> **WORK TO COMPLETE**
Exclude any images and output the remaining records exactly.
┌─ LISTED RECORDS
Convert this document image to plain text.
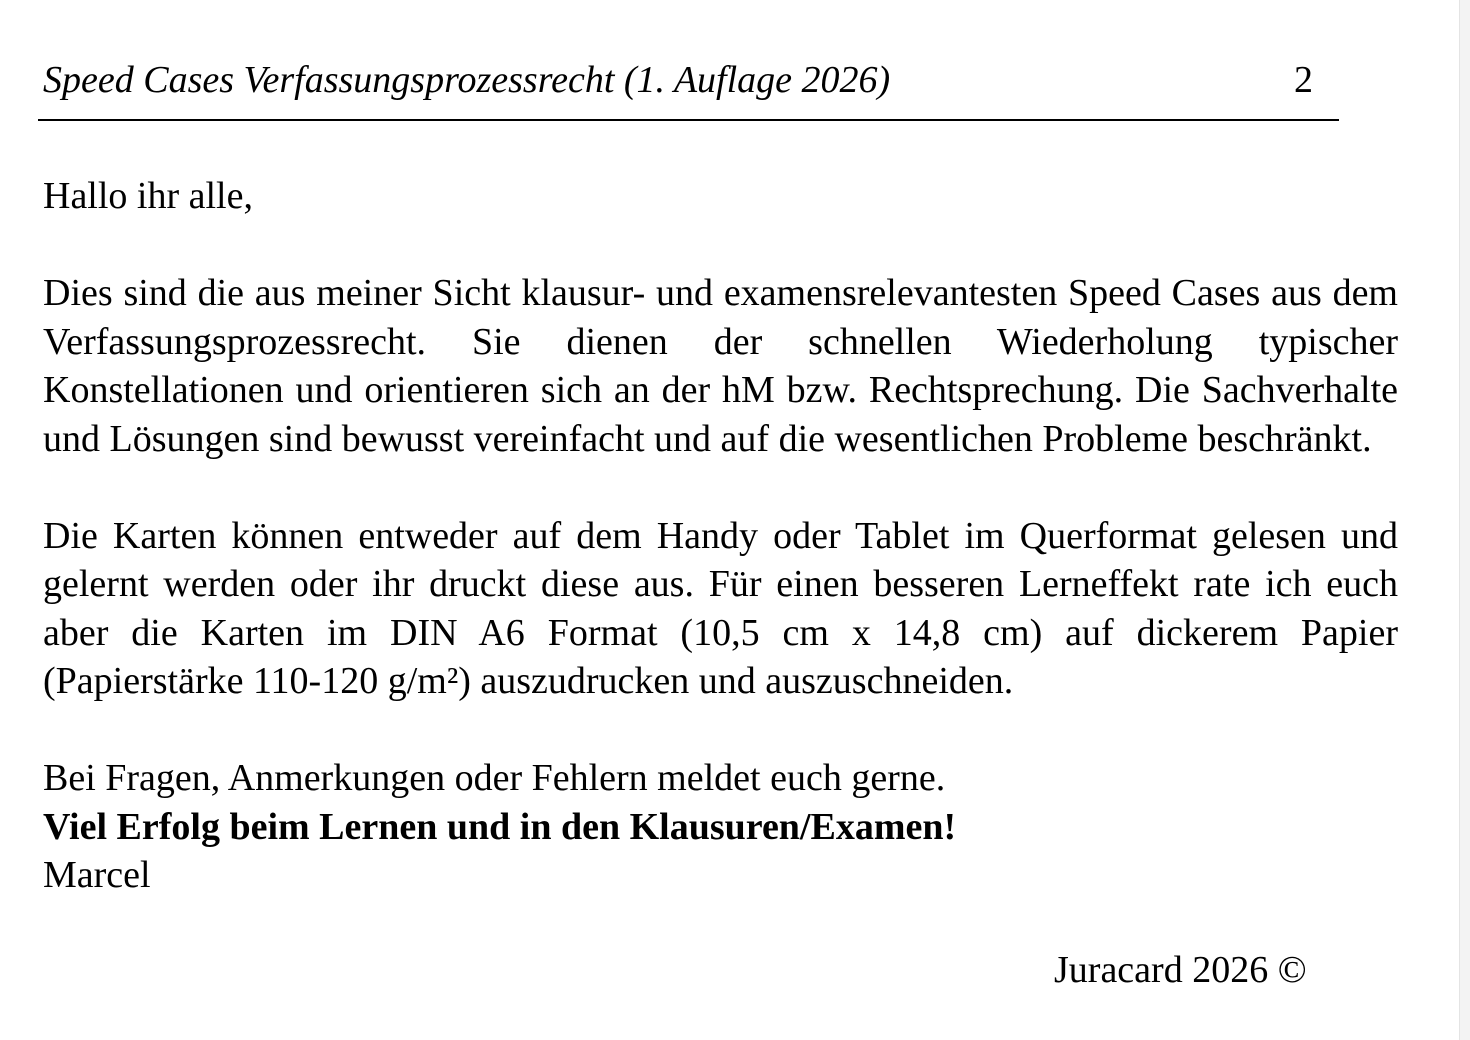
Speed Cases Verfassungsprozessrecht (1. Auflage 2026)	2

Hallo ihr alle,

Dies sind die aus meiner Sicht klausur- und examensrelevantesten Speed Cases aus dem Verfassungsprozessrecht. Sie dienen der schnellen Wiederholung typischer Konstellationen und orientieren sich an der hM bzw. Rechtsprechung. Die Sachverhalte und Lösungen sind bewusst vereinfacht und auf die wesentlichen Probleme beschränkt.

Die Karten können entweder auf dem Handy oder Tablet im Querformat gelesen und gelernt werden oder ihr druckt diese aus. Für einen besseren Lerneffekt rate ich euch aber die Karten im DIN A6 Format (10,5 cm x 14,8 cm) auf dickerem Papier (Papierstärke 110-120 g/m²) auszudrucken und auszuschneiden.

Bei Fragen, Anmerkungen oder Fehlern meldet euch gerne.

Viel Erfolg beim Lernen und in den Klausuren/Examen!

Marcel

Juracard 2026 ©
└─
> **THE SOLUTION**
Convert this document image to plain text.
Speed Cases Verfassungsprozessrecht (1. Auflage 2026)	2

Hallo ihr alle,

Dies sind die aus meiner Sicht klausur- und examensrelevantesten Speed Cases aus dem Verfassungsprozessrecht. Sie dienen der schnellen Wiederholung typischer Konstellationen und orientieren sich an der hM bzw. Rechtsprechung. Die Sachverhalte und Lösungen sind bewusst vereinfacht und auf die wesentlichen Probleme beschränkt.

Die Karten können entweder auf dem Handy oder Tablet im Querformat gelesen und gelernt werden oder ihr druckt diese aus. Für einen besseren Lerneffekt rate ich euch aber die Karten im DIN A6 Format (10,5 cm x 14,8 cm) auf dickerem Papier (Papierstärke 110-120 g/m²) auszudrucken und auszuschneiden.

Bei Fragen, Anmerkungen oder Fehlern meldet euch gerne.

Viel Erfolg beim Lernen und in den Klausuren/Examen!

Marcel

Juracard 2026 ©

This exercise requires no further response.